- Problem to work on: All entries are to be quoted exactly; the images stay out of the copy.

>>

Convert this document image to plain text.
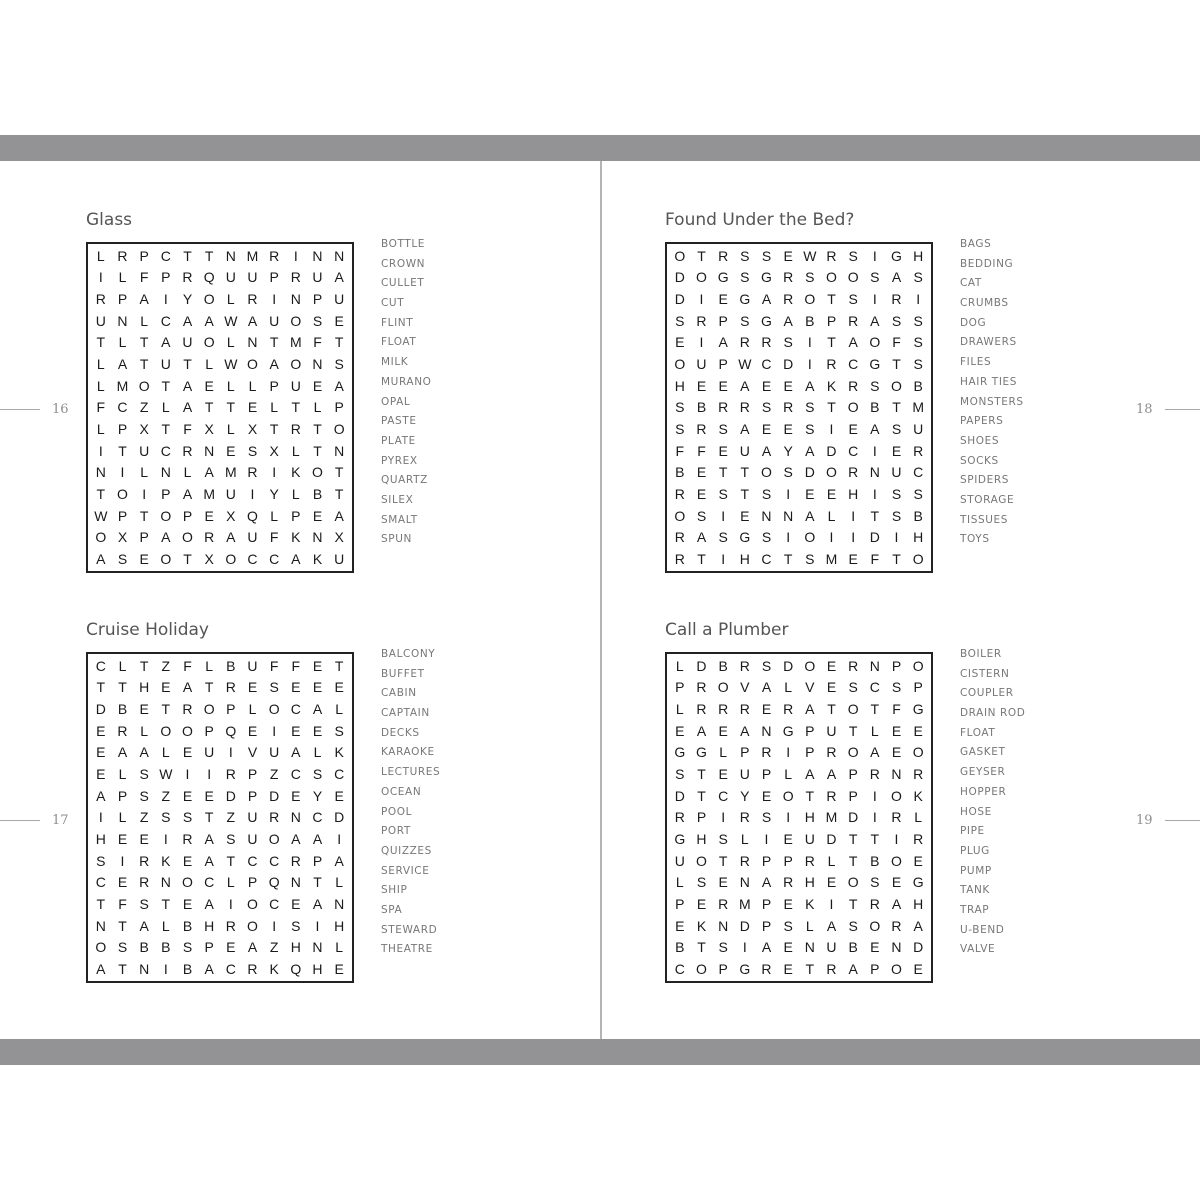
16
17
18
19
Glass
L R P C T T N M R	I	N N
I	L F P R Q U U P R U A
R P A	I	Y O L R	I	N P U
U N L C A A W A U O S E
T L T A U O L N T M F T
L A T U T L W O A O N S
L M O T A E L L P U E A
F C Z L A T T E L T L P
L P X T F X L X T R T O
I	T U C R N E S X L T N
N	I	L N L A M R	I	K O T
T O	I	P A M U	I	Y L B T
W P T O P E X Q L P E A
O X P A O R A U F K N X
A S E O T X O C C A K U
BOTTLE
CROWN
CULLET
CUT
FLINT
FLOAT
MILK
MURANO
OPAL
PASTE
PLATE
PYREX
QUARTZ
SILEX
SMALT
SPUN
Found Under the Bed?
O T R S S E W R S	I	G H
D O G S G R S O O S A S
D	I	E G A R O T S	I	R	I
S R P S G A B P R A S S
E	I	A R R S	I	T A O F S
O U P W C D	I	R C G T S
H E E A E E A K R S O B
S B R R S R S T O B T M
S R S A E E S	I	E A S U
F F E U A Y A D C	I	E R
B E T T O S D O R N U C
R E S T S	I	E E H	I	S S
O S	I	E N N A L	I	T S B
R A S G S	I	O	I	I	D	I	H
R T	I	H C T S M E F T O
BAGS
BEDDING
CAT
CRUMBS
DOG
DRAWERS
FILES
HAIR TIES
MONSTERS
PAPERS
SHOES
SOCKS
SPIDERS
STORAGE
TISSUES
TOYS
Cruise Holiday
C L T Z F L B U F F E T
T T H E A T R E S E E E
D B E T R O P L O C A L
E R L O O P Q E	I	E E S
E A A L E U	I	V U A L K
E L S W I	I	R P Z C S C
A P S Z E E D P D E Y E
I	L Z S S T Z U R N C D
H E E	I	R A S U O A A	I
S	I	R K E A T C C R P A
C E R N O C L P Q N T L
T F S T E A	I	O C E A N
N T A L B H R O	I	S	I	H
O S B B S P E A Z H N L
A T N	I	B A C R K Q H E
BALCONY
BUFFET
CABIN
CAPTAIN
DECKS
KARAOKE
LECTURES
OCEAN
POOL
PORT
QUIZZES
SERVICE
SHIP
SPA
STEWARD
THEATRE
Call a Plumber
L D B R S D O E R N P O
P R O V A L V E S C S P
L R R R E R A T O T F G
E A E A N G P U T L E E
G G L P R	I	P R O A E O
S T E U P L A A P R N R
D T C Y E O T R P	I	O K
R P	I	R S	I	H M D	I	R L
G H S L	I	E U D T T	I	R
U O T R P P R L T B O E
L S E N A R H E O S E G
P E R M P E K	I	T R A H
E K N D P S L A S O R A
B T S	I	A E N U B E N D
C O P G R E T R A P O E
BOILER
CISTERN
COUPLER
DRAIN ROD
FLOAT
GASKET
GEYSER
HOPPER
HOSE
PIPE
PLUG
PUMP
TANK
TRAP
U-BEND
VALVE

<<

- Exercise solution:
Convert this document image to plain text.
16
17
18
19
Glass
L R P C T T N M R	I	N N
I	L F P R Q U U P R U A
R P A	I	Y O L R	I	N P U
U N L C A A W A U O S E
T L T A U O L N T M F T
L A T U T L W O A O N S
L M O T A E L L P U E A
F C Z L A T T E L T L P
L P X T F X L X T R T O
I	T U C R N E S X L T N
N	I	L N L A M R	I	K O T
T O	I	P A M U	I	Y L B T
W P T O P E X Q L P E A
O X P A O R A U F K N X
A S E O T X O C C A K U
BOTTLE
CROWN
CULLET
CUT
FLINT
FLOAT
MILK
MURANO
OPAL
PASTE
PLATE
PYREX
QUARTZ
SILEX
SMALT
SPUN
Found Under the Bed?
O T R S S E W R S	I	G H
D O G S G R S O O S A S
D	I	E G A R O T S	I	R	I
S R P S G A B P R A S S
E	I	A R R S	I	T A O F S
O U P W C D	I	R C G T S
H E E A E E A K R S O B
S B R R S R S T O B T M
S R S A E E S	I	E A S U
F F E U A Y A D C	I	E R
B E T T O S D O R N U C
R E S T S	I	E E H	I	S S
O S	I	E N N A L	I	T S B
R A S G S	I	O	I	I	D	I	H
R T	I	H C T S M E F T O
BAGS
BEDDING
CAT
CRUMBS
DOG
DRAWERS
FILES
HAIR TIES
MONSTERS
PAPERS
SHOES
SOCKS
SPIDERS
STORAGE
TISSUES
TOYS
Cruise Holiday
C L T Z F L B U F F E T
T T H E A T R E S E E E
D B E T R O P L O C A L
E R L O O P Q E	I	E E S
E A A L E U	I	V U A L K
E L S W I	I	R P Z C S C
A P S Z E E D P D E Y E
I	L Z S S T Z U R N C D
H E E	I	R A S U O A A	I
S	I	R K E A T C C R P A
C E R N O C L P Q N T L
T F S T E A	I	O C E A N
N T A L B H R O	I	S	I	H
O S B B S P E A Z H N L
A T N	I	B A C R K Q H E
BALCONY
BUFFET
CABIN
CAPTAIN
DECKS
KARAOKE
LECTURES
OCEAN
POOL
PORT
QUIZZES
SERVICE
SHIP
SPA
STEWARD
THEATRE
Call a Plumber
L D B R S D O E R N P O
P R O V A L V E S C S P
L R R R E R A T O T F G
E A E A N G P U T L E E
G G L P R	I	P R O A E O
S T E U P L A A P R N R
D T C Y E O T R P	I	O K
R P	I	R S	I	H M D	I	R L
G H S L	I	E U D T T	I	R
U O T R P P R L T B O E
L S E N A R H E O S E G
P E R M P E K	I	T R A H
E K N D P S L A S O R A
B T S	I	A E N U B E N D
C O P G R E T R A P O E
BOILER
CISTERN
COUPLER
DRAIN ROD
FLOAT
GASKET
GEYSER
HOPPER
HOSE
PIPE
PLUG
PUMP
TANK
TRAP
U-BEND
VALVE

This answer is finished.